→ **WHAT THE TASK REQUIRES**: Only a number is wanted: how many lines in the listing contain the word "semi"?

→ **ENTRIES SHOWN**:
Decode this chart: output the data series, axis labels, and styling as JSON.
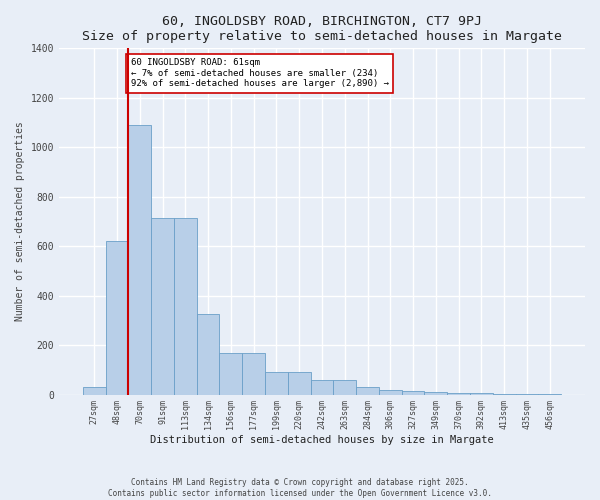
{
  "title": "60, INGOLDSBY ROAD, BIRCHINGTON, CT7 9PJ",
  "subtitle": "Size of property relative to semi-detached houses in Margate",
  "xlabel": "Distribution of semi-detached houses by size in Margate",
  "ylabel": "Number of semi-detached properties",
  "bin_labels": [
    "27sqm",
    "48sqm",
    "70sqm",
    "91sqm",
    "113sqm",
    "134sqm",
    "156sqm",
    "177sqm",
    "199sqm",
    "220sqm",
    "242sqm",
    "263sqm",
    "284sqm",
    "306sqm",
    "327sqm",
    "349sqm",
    "370sqm",
    "392sqm",
    "413sqm",
    "435sqm",
    "456sqm"
  ],
  "bar_values": [
    30,
    620,
    1090,
    715,
    715,
    325,
    170,
    170,
    90,
    90,
    57,
    57,
    30,
    18,
    15,
    10,
    8,
    5,
    3,
    2,
    1
  ],
  "bar_color": "#b8cfe8",
  "bar_edge_color": "#6a9fc8",
  "property_line_x": 1.5,
  "annotation_text": "60 INGOLDSBY ROAD: 61sqm\n← 7% of semi-detached houses are smaller (234)\n92% of semi-detached houses are larger (2,890) →",
  "annotation_box_color": "#ffffff",
  "annotation_box_edge": "#cc0000",
  "vline_color": "#cc0000",
  "bg_color": "#e8eef7",
  "grid_color": "#ffffff",
  "ylim": [
    0,
    1400
  ],
  "yticks": [
    0,
    200,
    400,
    600,
    800,
    1000,
    1200,
    1400
  ],
  "footer1": "Contains HM Land Registry data © Crown copyright and database right 2025.",
  "footer2": "Contains public sector information licensed under the Open Government Licence v3.0."
}
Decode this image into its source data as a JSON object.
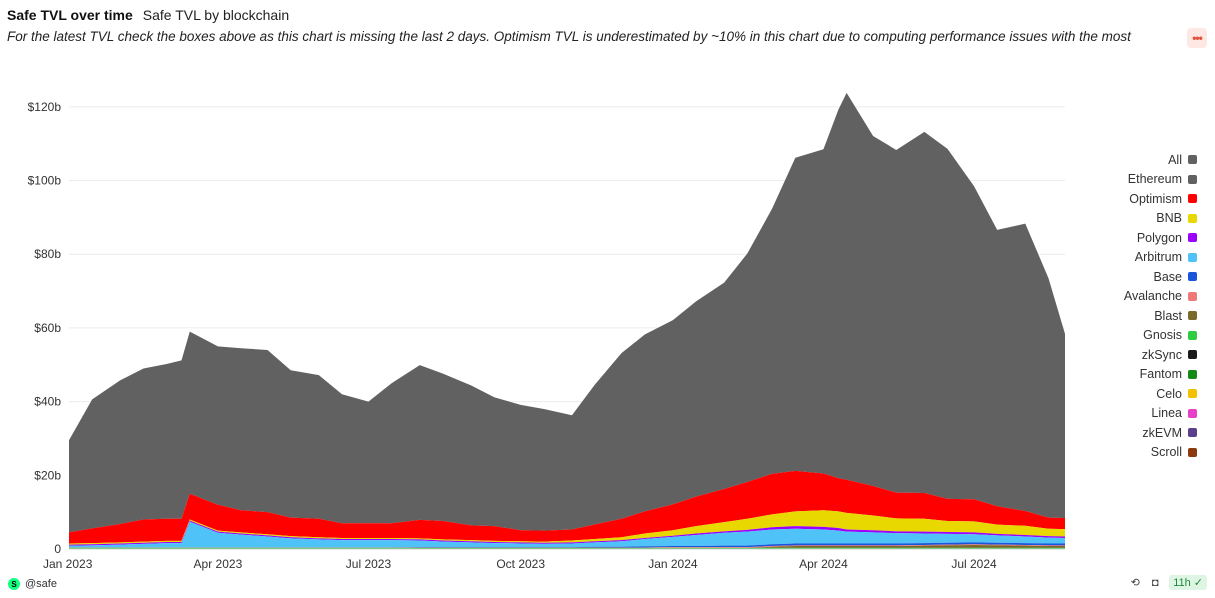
{
  "header": {
    "title": "Safe TVL over time",
    "tab": "Safe TVL by blockchain",
    "description": "For the latest TVL check the boxes above as this chart is missing the last 2 days. Optimism TVL is underestimated by ~10% in this chart due to computing performance issues with the most"
  },
  "footer": {
    "handle": "@safe",
    "age": "11h"
  },
  "icons": {
    "more": "more-dots-icon",
    "refresh": "refresh-icon",
    "camera": "camera-icon",
    "check": "check-circle-icon"
  },
  "chart_data": {
    "type": "area",
    "title": "",
    "xlabel": "",
    "ylabel": "",
    "ylim": [
      0,
      130
    ],
    "y_unit": "billions USD",
    "xlim": [
      "2023-01-01",
      "2024-08-25"
    ],
    "y_ticks": [
      "0",
      "$20b",
      "$40b",
      "$60b",
      "$80b",
      "$100b",
      "$120b"
    ],
    "x_ticks": [
      "Jan 2023",
      "Apr 2023",
      "Jul 2023",
      "Oct 2023",
      "Jan 2024",
      "Apr 2024",
      "Jul 2024"
    ],
    "grid": true,
    "legend_position": "right",
    "legend": [
      {
        "name": "All",
        "color": "#616161"
      },
      {
        "name": "Ethereum",
        "color": "#616161"
      },
      {
        "name": "Optimism",
        "color": "#ff0000"
      },
      {
        "name": "BNB",
        "color": "#e8d800"
      },
      {
        "name": "Polygon",
        "color": "#9b00ff"
      },
      {
        "name": "Arbitrum",
        "color": "#4fc3f7"
      },
      {
        "name": "Base",
        "color": "#1a56db"
      },
      {
        "name": "Avalanche",
        "color": "#f07878"
      },
      {
        "name": "Blast",
        "color": "#7a6a2a"
      },
      {
        "name": "Gnosis",
        "color": "#2ecc40"
      },
      {
        "name": "zkSync",
        "color": "#1a1a1a"
      },
      {
        "name": "Fantom",
        "color": "#138a13"
      },
      {
        "name": "Celo",
        "color": "#f2c200"
      },
      {
        "name": "Linea",
        "color": "#e83fc8"
      },
      {
        "name": "zkEVM",
        "color": "#5a3f8c"
      },
      {
        "name": "Scroll",
        "color": "#8b3a0f"
      }
    ],
    "dates": [
      "2023-01-01",
      "2023-01-15",
      "2023-02-01",
      "2023-02-15",
      "2023-03-01",
      "2023-03-10",
      "2023-03-15",
      "2023-04-01",
      "2023-04-15",
      "2023-05-01",
      "2023-05-15",
      "2023-06-01",
      "2023-06-15",
      "2023-07-01",
      "2023-07-15",
      "2023-08-01",
      "2023-08-15",
      "2023-09-01",
      "2023-09-15",
      "2023-10-01",
      "2023-10-15",
      "2023-11-01",
      "2023-11-15",
      "2023-12-01",
      "2023-12-15",
      "2024-01-01",
      "2024-01-15",
      "2024-02-01",
      "2024-02-15",
      "2024-03-01",
      "2024-03-15",
      "2024-04-01",
      "2024-04-10",
      "2024-04-15",
      "2024-05-01",
      "2024-05-15",
      "2024-06-01",
      "2024-06-15",
      "2024-07-01",
      "2024-07-15",
      "2024-08-01",
      "2024-08-15",
      "2024-08-25"
    ],
    "series": [
      {
        "name": "Ethereum",
        "color": "#616161",
        "values": [
          25,
          35,
          39,
          41,
          42,
          43,
          44,
          43,
          44,
          44,
          40,
          39,
          35,
          33,
          38,
          42,
          40,
          38,
          35,
          34,
          33,
          31,
          38,
          45,
          48,
          50,
          53,
          56,
          62,
          72,
          85,
          88,
          100,
          105,
          95,
          93,
          98,
          95,
          85,
          75,
          78,
          65,
          50
        ]
      },
      {
        "name": "Optimism",
        "color": "#ff0000",
        "values": [
          3,
          4,
          5,
          6,
          6,
          6,
          7,
          7,
          6,
          6,
          5,
          5,
          4,
          4,
          4,
          5,
          5,
          4,
          4,
          3,
          3,
          3,
          4,
          5,
          6,
          7,
          8,
          9,
          10,
          11,
          11,
          10,
          9,
          9,
          8,
          7,
          7,
          6,
          6,
          5,
          4,
          3,
          3
        ]
      },
      {
        "name": "BNB",
        "color": "#e8d800",
        "values": [
          0.3,
          0.3,
          0.3,
          0.3,
          0.3,
          0.3,
          0.3,
          0.3,
          0.3,
          0.3,
          0.3,
          0.3,
          0.3,
          0.3,
          0.3,
          0.3,
          0.3,
          0.3,
          0.3,
          0.3,
          0.3,
          0.5,
          0.6,
          0.8,
          1.2,
          1.5,
          2,
          2.5,
          3,
          3.5,
          4,
          4.5,
          4.5,
          4.5,
          4,
          3.5,
          3.5,
          3,
          3,
          2.5,
          2.5,
          2,
          2
        ]
      },
      {
        "name": "Polygon",
        "color": "#9b00ff",
        "values": [
          0.3,
          0.3,
          0.3,
          0.3,
          0.3,
          0.3,
          0.3,
          0.3,
          0.3,
          0.3,
          0.3,
          0.3,
          0.3,
          0.3,
          0.3,
          0.3,
          0.3,
          0.3,
          0.3,
          0.3,
          0.3,
          0.3,
          0.3,
          0.3,
          0.3,
          0.3,
          0.4,
          0.4,
          0.5,
          0.6,
          0.7,
          0.7,
          0.7,
          0.6,
          0.6,
          0.5,
          0.5,
          0.5,
          0.5,
          0.4,
          0.4,
          0.4,
          0.4
        ]
      },
      {
        "name": "Arbitrum",
        "color": "#4fc3f7",
        "values": [
          0.5,
          0.6,
          0.8,
          1,
          1.2,
          1.2,
          7,
          4,
          3.5,
          3,
          2.5,
          2.2,
          2,
          2,
          2,
          1.8,
          1.5,
          1.3,
          1.1,
          1,
          0.9,
          1,
          1.2,
          1.5,
          2,
          2.5,
          3,
          3.5,
          3.8,
          4,
          4,
          3.8,
          3.5,
          3.2,
          3,
          2.8,
          2.6,
          2.4,
          2.2,
          2,
          1.8,
          1.6,
          1.5
        ]
      },
      {
        "name": "Base",
        "color": "#1a56db",
        "values": [
          0,
          0,
          0,
          0,
          0,
          0,
          0,
          0,
          0,
          0,
          0,
          0,
          0,
          0,
          0,
          0.1,
          0.1,
          0.1,
          0.1,
          0.1,
          0.1,
          0.1,
          0.2,
          0.2,
          0.3,
          0.3,
          0.3,
          0.4,
          0.4,
          0.5,
          0.5,
          0.5,
          0.5,
          0.5,
          0.5,
          0.5,
          0.5,
          0.5,
          0.5,
          0.5,
          0.5,
          0.5,
          0.5
        ]
      },
      {
        "name": "Avalanche",
        "color": "#f07878",
        "values": [
          0.1,
          0.1,
          0.1,
          0.1,
          0.1,
          0.1,
          0.1,
          0.1,
          0.1,
          0.1,
          0.1,
          0.1,
          0.1,
          0.1,
          0.1,
          0.1,
          0.1,
          0.1,
          0.1,
          0.1,
          0.1,
          0.1,
          0.1,
          0.1,
          0.1,
          0.2,
          0.2,
          0.2,
          0.2,
          0.2,
          0.2,
          0.2,
          0.2,
          0.2,
          0.2,
          0.2,
          0.2,
          0.2,
          0.2,
          0.2,
          0.2,
          0.2,
          0.2
        ]
      },
      {
        "name": "Blast",
        "color": "#7a6a2a",
        "values": [
          0,
          0,
          0,
          0,
          0,
          0,
          0,
          0,
          0,
          0,
          0,
          0,
          0,
          0,
          0,
          0,
          0,
          0,
          0,
          0,
          0,
          0,
          0,
          0,
          0,
          0,
          0,
          0,
          0,
          0.3,
          0.5,
          0.5,
          0.5,
          0.5,
          0.5,
          0.5,
          0.6,
          0.7,
          0.8,
          0.7,
          0.6,
          0.5,
          0.5
        ]
      },
      {
        "name": "Gnosis",
        "color": "#2ecc40",
        "values": [
          0.2,
          0.2,
          0.2,
          0.2,
          0.2,
          0.2,
          0.2,
          0.2,
          0.2,
          0.2,
          0.2,
          0.2,
          0.2,
          0.2,
          0.2,
          0.2,
          0.2,
          0.2,
          0.2,
          0.2,
          0.2,
          0.2,
          0.2,
          0.2,
          0.2,
          0.2,
          0.2,
          0.2,
          0.2,
          0.2,
          0.2,
          0.2,
          0.2,
          0.2,
          0.2,
          0.2,
          0.2,
          0.2,
          0.2,
          0.2,
          0.2,
          0.2,
          0.2
        ]
      },
      {
        "name": "zkSync",
        "color": "#1a1a1a",
        "values": [
          0.1,
          0.1,
          0.1,
          0.1,
          0.1,
          0.1,
          0.1,
          0.1,
          0.1,
          0.1,
          0.1,
          0.1,
          0.1,
          0.1,
          0.1,
          0.1,
          0.1,
          0.1,
          0.1,
          0.1,
          0.1,
          0.1,
          0.1,
          0.1,
          0.1,
          0.1,
          0.1,
          0.1,
          0.1,
          0.1,
          0.1,
          0.1,
          0.1,
          0.1,
          0.1,
          0.1,
          0.1,
          0.1,
          0.1,
          0.1,
          0.1,
          0.1,
          0.1
        ]
      }
    ]
  }
}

→ **EXERCISE OUTPUT**: 4